### WRITTEN TASK
Return the listing word for word, as given.

### RECORDS FOR THIS TASK
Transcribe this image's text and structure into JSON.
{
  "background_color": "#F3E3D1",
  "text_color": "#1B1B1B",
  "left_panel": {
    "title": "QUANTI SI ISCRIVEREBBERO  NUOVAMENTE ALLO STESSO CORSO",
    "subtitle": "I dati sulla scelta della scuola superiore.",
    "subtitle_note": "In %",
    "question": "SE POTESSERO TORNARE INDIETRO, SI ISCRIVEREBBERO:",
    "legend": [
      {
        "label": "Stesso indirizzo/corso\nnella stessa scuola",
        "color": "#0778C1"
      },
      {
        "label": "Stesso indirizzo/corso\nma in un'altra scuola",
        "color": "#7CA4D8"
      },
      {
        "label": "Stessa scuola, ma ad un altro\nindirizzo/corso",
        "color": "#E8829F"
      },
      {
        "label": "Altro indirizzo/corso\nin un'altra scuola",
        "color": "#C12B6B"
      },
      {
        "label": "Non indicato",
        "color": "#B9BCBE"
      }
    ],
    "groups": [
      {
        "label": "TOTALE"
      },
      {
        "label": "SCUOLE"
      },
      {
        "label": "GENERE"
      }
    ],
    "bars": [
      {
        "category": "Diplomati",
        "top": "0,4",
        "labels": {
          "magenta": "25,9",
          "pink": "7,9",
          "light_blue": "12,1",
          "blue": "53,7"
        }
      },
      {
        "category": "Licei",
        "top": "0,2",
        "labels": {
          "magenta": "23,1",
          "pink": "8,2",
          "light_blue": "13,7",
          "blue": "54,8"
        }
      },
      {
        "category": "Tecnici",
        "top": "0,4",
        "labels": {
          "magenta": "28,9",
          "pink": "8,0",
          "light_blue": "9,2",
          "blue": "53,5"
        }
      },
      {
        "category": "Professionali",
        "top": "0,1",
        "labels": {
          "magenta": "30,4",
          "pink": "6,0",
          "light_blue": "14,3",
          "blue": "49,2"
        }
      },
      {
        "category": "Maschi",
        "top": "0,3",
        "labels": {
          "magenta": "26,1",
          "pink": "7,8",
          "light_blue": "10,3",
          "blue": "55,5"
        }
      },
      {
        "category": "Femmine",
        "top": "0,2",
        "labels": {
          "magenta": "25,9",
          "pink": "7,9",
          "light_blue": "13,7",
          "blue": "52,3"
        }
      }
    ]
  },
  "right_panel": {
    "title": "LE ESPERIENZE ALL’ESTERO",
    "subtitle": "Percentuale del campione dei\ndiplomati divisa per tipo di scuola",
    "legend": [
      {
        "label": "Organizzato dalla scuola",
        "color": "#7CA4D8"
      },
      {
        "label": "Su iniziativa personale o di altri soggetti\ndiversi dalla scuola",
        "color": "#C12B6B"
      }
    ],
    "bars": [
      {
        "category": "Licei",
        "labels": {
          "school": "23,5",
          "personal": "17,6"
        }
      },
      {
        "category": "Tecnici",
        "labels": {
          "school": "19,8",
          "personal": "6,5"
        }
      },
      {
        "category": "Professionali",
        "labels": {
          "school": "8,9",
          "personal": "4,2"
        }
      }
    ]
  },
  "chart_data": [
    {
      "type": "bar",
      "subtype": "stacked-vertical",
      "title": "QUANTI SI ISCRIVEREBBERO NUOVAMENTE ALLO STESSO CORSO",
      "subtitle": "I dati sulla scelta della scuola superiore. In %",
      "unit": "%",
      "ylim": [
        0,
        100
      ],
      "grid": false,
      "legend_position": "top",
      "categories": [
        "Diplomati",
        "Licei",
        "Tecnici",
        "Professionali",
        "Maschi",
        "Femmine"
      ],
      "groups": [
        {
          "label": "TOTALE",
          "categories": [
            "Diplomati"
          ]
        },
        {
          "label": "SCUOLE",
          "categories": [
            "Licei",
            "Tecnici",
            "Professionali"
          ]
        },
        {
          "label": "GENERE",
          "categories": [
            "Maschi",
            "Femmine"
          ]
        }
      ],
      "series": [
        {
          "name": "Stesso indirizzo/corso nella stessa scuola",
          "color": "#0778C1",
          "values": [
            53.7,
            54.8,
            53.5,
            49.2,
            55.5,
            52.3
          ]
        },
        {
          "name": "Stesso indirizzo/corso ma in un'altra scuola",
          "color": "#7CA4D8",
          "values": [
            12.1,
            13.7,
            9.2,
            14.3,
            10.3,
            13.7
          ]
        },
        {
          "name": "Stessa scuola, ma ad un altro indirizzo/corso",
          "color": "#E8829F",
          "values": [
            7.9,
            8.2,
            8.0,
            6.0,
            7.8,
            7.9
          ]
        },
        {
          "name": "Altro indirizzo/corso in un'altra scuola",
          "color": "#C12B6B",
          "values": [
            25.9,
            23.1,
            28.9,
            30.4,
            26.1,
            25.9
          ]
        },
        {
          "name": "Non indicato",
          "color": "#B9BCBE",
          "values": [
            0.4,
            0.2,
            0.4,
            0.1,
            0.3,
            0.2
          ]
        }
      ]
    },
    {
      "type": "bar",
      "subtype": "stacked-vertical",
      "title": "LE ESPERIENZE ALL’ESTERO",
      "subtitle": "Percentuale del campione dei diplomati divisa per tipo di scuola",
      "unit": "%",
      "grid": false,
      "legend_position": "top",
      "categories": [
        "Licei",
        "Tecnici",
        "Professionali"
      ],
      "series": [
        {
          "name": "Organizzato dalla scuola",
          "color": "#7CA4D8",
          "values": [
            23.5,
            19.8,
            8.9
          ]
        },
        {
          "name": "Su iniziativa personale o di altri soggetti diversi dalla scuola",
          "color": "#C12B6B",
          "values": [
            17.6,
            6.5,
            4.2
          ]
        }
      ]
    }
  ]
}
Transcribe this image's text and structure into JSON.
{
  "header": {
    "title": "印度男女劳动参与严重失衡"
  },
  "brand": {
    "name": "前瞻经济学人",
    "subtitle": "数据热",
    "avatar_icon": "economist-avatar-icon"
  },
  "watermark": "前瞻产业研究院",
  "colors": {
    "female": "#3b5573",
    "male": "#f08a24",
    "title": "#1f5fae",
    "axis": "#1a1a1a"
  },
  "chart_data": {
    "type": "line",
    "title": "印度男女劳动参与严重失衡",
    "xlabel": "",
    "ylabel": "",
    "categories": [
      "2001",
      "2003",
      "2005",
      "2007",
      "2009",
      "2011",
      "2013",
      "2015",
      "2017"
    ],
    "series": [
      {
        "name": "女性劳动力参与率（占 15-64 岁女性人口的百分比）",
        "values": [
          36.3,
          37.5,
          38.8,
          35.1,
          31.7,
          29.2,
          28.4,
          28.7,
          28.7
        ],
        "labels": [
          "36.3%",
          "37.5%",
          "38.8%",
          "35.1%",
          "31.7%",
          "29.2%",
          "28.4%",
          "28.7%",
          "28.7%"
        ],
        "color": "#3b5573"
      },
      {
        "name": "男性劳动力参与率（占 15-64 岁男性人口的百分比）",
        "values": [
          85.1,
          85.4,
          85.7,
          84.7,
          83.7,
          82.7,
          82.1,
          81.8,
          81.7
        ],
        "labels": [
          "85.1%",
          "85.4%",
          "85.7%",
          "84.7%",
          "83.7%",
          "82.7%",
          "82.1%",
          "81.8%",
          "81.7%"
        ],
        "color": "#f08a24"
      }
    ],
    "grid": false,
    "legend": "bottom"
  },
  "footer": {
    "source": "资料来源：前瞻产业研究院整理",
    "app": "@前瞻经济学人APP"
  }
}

### EXERCISE RESPONSE
Transcribe this image's text and structure into JSON.
{
  "background_color": "#F3E3D1",
  "text_color": "#1B1B1B",
  "left_panel": {
    "title": "QUANTI SI ISCRIVEREBBERO  NUOVAMENTE ALLO STESSO CORSO",
    "subtitle": "I dati sulla scelta della scuola superiore.",
    "subtitle_note": "In %",
    "question": "SE POTESSERO TORNARE INDIETRO, SI ISCRIVEREBBERO:",
    "legend": [
      {
        "label": "Stesso indirizzo/corso\nnella stessa scuola",
        "color": "#0778C1"
      },
      {
        "label": "Stesso indirizzo/corso\nma in un'altra scuola",
        "color": "#7CA4D8"
      },
      {
        "label": "Stessa scuola, ma ad un altro\nindirizzo/corso",
        "color": "#E8829F"
      },
      {
        "label": "Altro indirizzo/corso\nin un'altra scuola",
        "color": "#C12B6B"
      },
      {
        "label": "Non indicato",
        "color": "#B9BCBE"
      }
    ],
    "groups": [
      {
        "label": "TOTALE"
      },
      {
        "label": "SCUOLE"
      },
      {
        "label": "GENERE"
      }
    ],
    "bars": [
      {
        "category": "Diplomati",
        "top": "0,4",
        "labels": {
          "magenta": "25,9",
          "pink": "7,9",
          "light_blue": "12,1",
          "blue": "53,7"
        }
      },
      {
        "category": "Licei",
        "top": "0,2",
        "labels": {
          "magenta": "23,1",
          "pink": "8,2",
          "light_blue": "13,7",
          "blue": "54,8"
        }
      },
      {
        "category": "Tecnici",
        "top": "0,4",
        "labels": {
          "magenta": "28,9",
          "pink": "8,0",
          "light_blue": "9,2",
          "blue": "53,5"
        }
      },
      {
        "category": "Professionali",
        "top": "0,1",
        "labels": {
          "magenta": "30,4",
          "pink": "6,0",
          "light_blue": "14,3",
          "blue": "49,2"
        }
      },
      {
        "category": "Maschi",
        "top": "0,3",
        "labels": {
          "magenta": "26,1",
          "pink": "7,8",
          "light_blue": "10,3",
          "blue": "55,5"
        }
      },
      {
        "category": "Femmine",
        "top": "0,2",
        "labels": {
          "magenta": "25,9",
          "pink": "7,9",
          "light_blue": "13,7",
          "blue": "52,3"
        }
      }
    ]
  },
  "right_panel": {
    "title": "LE ESPERIENZE ALL’ESTERO",
    "subtitle": "Percentuale del campione dei\ndiplomati divisa per tipo di scuola",
    "legend": [
      {
        "label": "Organizzato dalla scuola",
        "color": "#7CA4D8"
      },
      {
        "label": "Su iniziativa personale o di altri soggetti\ndiversi dalla scuola",
        "color": "#C12B6B"
      }
    ],
    "bars": [
      {
        "category": "Licei",
        "labels": {
          "school": "23,5",
          "personal": "17,6"
        }
      },
      {
        "category": "Tecnici",
        "labels": {
          "school": "19,8",
          "personal": "6,5"
        }
      },
      {
        "category": "Professionali",
        "labels": {
          "school": "8,9",
          "personal": "4,2"
        }
      }
    ]
  },
  "chart_data": [
    {
      "type": "bar",
      "subtype": "stacked-vertical",
      "title": "QUANTI SI ISCRIVEREBBERO NUOVAMENTE ALLO STESSO CORSO",
      "subtitle": "I dati sulla scelta della scuola superiore. In %",
      "unit": "%",
      "ylim": [
        0,
        100
      ],
      "grid": false,
      "legend_position": "top",
      "categories": [
        "Diplomati",
        "Licei",
        "Tecnici",
        "Professionali",
        "Maschi",
        "Femmine"
      ],
      "groups": [
        {
          "label": "TOTALE",
          "categories": [
            "Diplomati"
          ]
        },
        {
          "label": "SCUOLE",
          "categories": [
            "Licei",
            "Tecnici",
            "Professionali"
          ]
        },
        {
          "label": "GENERE",
          "categories": [
            "Maschi",
            "Femmine"
          ]
        }
      ],
      "series": [
        {
          "name": "Stesso indirizzo/corso nella stessa scuola",
          "color": "#0778C1",
          "values": [
            53.7,
            54.8,
            53.5,
            49.2,
            55.5,
            52.3
          ]
        },
        {
          "name": "Stesso indirizzo/corso ma in un'altra scuola",
          "color": "#7CA4D8",
          "values": [
            12.1,
            13.7,
            9.2,
            14.3,
            10.3,
            13.7
          ]
        },
        {
          "name": "Stessa scuola, ma ad un altro indirizzo/corso",
          "color": "#E8829F",
          "values": [
            7.9,
            8.2,
            8.0,
            6.0,
            7.8,
            7.9
          ]
        },
        {
          "name": "Altro indirizzo/corso in un'altra scuola",
          "color": "#C12B6B",
          "values": [
            25.9,
            23.1,
            28.9,
            30.4,
            26.1,
            25.9
          ]
        },
        {
          "name": "Non indicato",
          "color": "#B9BCBE",
          "values": [
            0.4,
            0.2,
            0.4,
            0.1,
            0.3,
            0.2
          ]
        }
      ]
    },
    {
      "type": "bar",
      "subtype": "stacked-vertical",
      "title": "LE ESPERIENZE ALL’ESTERO",
      "subtitle": "Percentuale del campione dei diplomati divisa per tipo di scuola",
      "unit": "%",
      "grid": false,
      "legend_position": "top",
      "categories": [
        "Licei",
        "Tecnici",
        "Professionali"
      ],
      "series": [
        {
          "name": "Organizzato dalla scuola",
          "color": "#7CA4D8",
          "values": [
            23.5,
            19.8,
            8.9
          ]
        },
        {
          "name": "Su iniziativa personale o di altri soggetti diversi dalla scuola",
          "color": "#C12B6B",
          "values": [
            17.6,
            6.5,
            4.2
          ]
        }
      ]
    }
  ]
}
Transcribe this image's text and structure into JSON.
{
  "header": {
    "title": "印度男女劳动参与严重失衡"
  },
  "brand": {
    "name": "前瞻经济学人",
    "subtitle": "数据热",
    "avatar_icon": "economist-avatar-icon"
  },
  "watermark": "前瞻产业研究院",
  "colors": {
    "female": "#3b5573",
    "male": "#f08a24",
    "title": "#1f5fae",
    "axis": "#1a1a1a"
  },
  "chart_data": {
    "type": "line",
    "title": "印度男女劳动参与严重失衡",
    "xlabel": "",
    "ylabel": "",
    "categories": [
      "2001",
      "2003",
      "2005",
      "2007",
      "2009",
      "2011",
      "2013",
      "2015",
      "2017"
    ],
    "series": [
      {
        "name": "女性劳动力参与率（占 15-64 岁女性人口的百分比）",
        "values": [
          36.3,
          37.5,
          38.8,
          35.1,
          31.7,
          29.2,
          28.4,
          28.7,
          28.7
        ],
        "labels": [
          "36.3%",
          "37.5%",
          "38.8%",
          "35.1%",
          "31.7%",
          "29.2%",
          "28.4%",
          "28.7%",
          "28.7%"
        ],
        "color": "#3b5573"
      },
      {
        "name": "男性劳动力参与率（占 15-64 岁男性人口的百分比）",
        "values": [
          85.1,
          85.4,
          85.7,
          84.7,
          83.7,
          82.7,
          82.1,
          81.8,
          81.7
        ],
        "labels": [
          "85.1%",
          "85.4%",
          "85.7%",
          "84.7%",
          "83.7%",
          "82.7%",
          "82.1%",
          "81.8%",
          "81.7%"
        ],
        "color": "#f08a24"
      }
    ],
    "grid": false,
    "legend": "bottom"
  },
  "footer": {
    "source": "资料来源：前瞻产业研究院整理",
    "app": "@前瞻经济学人APP"
  }
}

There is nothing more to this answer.